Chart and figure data
********

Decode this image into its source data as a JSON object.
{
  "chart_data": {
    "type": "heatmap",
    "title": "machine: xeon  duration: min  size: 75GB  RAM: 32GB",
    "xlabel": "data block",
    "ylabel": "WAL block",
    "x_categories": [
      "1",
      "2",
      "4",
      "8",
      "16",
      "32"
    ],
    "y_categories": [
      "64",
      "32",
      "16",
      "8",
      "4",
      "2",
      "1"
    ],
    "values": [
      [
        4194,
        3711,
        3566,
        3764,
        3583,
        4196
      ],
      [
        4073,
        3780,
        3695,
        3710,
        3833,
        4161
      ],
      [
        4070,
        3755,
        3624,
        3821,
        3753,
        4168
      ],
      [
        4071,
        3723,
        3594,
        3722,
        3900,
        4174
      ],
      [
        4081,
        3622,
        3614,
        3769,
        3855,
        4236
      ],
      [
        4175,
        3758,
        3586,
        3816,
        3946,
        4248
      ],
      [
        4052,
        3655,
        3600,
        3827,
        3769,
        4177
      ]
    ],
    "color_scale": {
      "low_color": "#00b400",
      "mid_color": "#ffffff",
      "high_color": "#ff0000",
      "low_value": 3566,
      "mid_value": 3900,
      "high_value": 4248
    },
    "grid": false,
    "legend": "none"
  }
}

********

§ Problem requirements
Repeat every entry exactly, please.

§ Expected output
Decode this image into its source data as a JSON object.
{
  "chart_data": {
    "type": "heatmap",
    "title": "machine: xeon  duration: min  size: 75GB  RAM: 32GB",
    "xlabel": "data block",
    "ylabel": "WAL block",
    "x_categories": [
      "1",
      "2",
      "4",
      "8",
      "16",
      "32"
    ],
    "y_categories": [
      "64",
      "32",
      "16",
      "8",
      "4",
      "2",
      "1"
    ],
    "values": [
      [
        4194,
        3711,
        3566,
        3764,
        3583,
        4196
      ],
      [
        4073,
        3780,
        3695,
        3710,
        3833,
        4161
      ],
      [
        4070,
        3755,
        3624,
        3821,
        3753,
        4168
      ],
      [
        4071,
        3723,
        3594,
        3722,
        3900,
        4174
      ],
      [
        4081,
        3622,
        3614,
        3769,
        3855,
        4236
      ],
      [
        4175,
        3758,
        3586,
        3816,
        3946,
        4248
      ],
      [
        4052,
        3655,
        3600,
        3827,
        3769,
        4177
      ]
    ],
    "color_scale": {
      "low_color": "#00b400",
      "mid_color": "#ffffff",
      "high_color": "#ff0000",
      "low_value": 3566,
      "mid_value": 3900,
      "high_value": 4248
    },
    "grid": false,
    "legend": "none"
  }
}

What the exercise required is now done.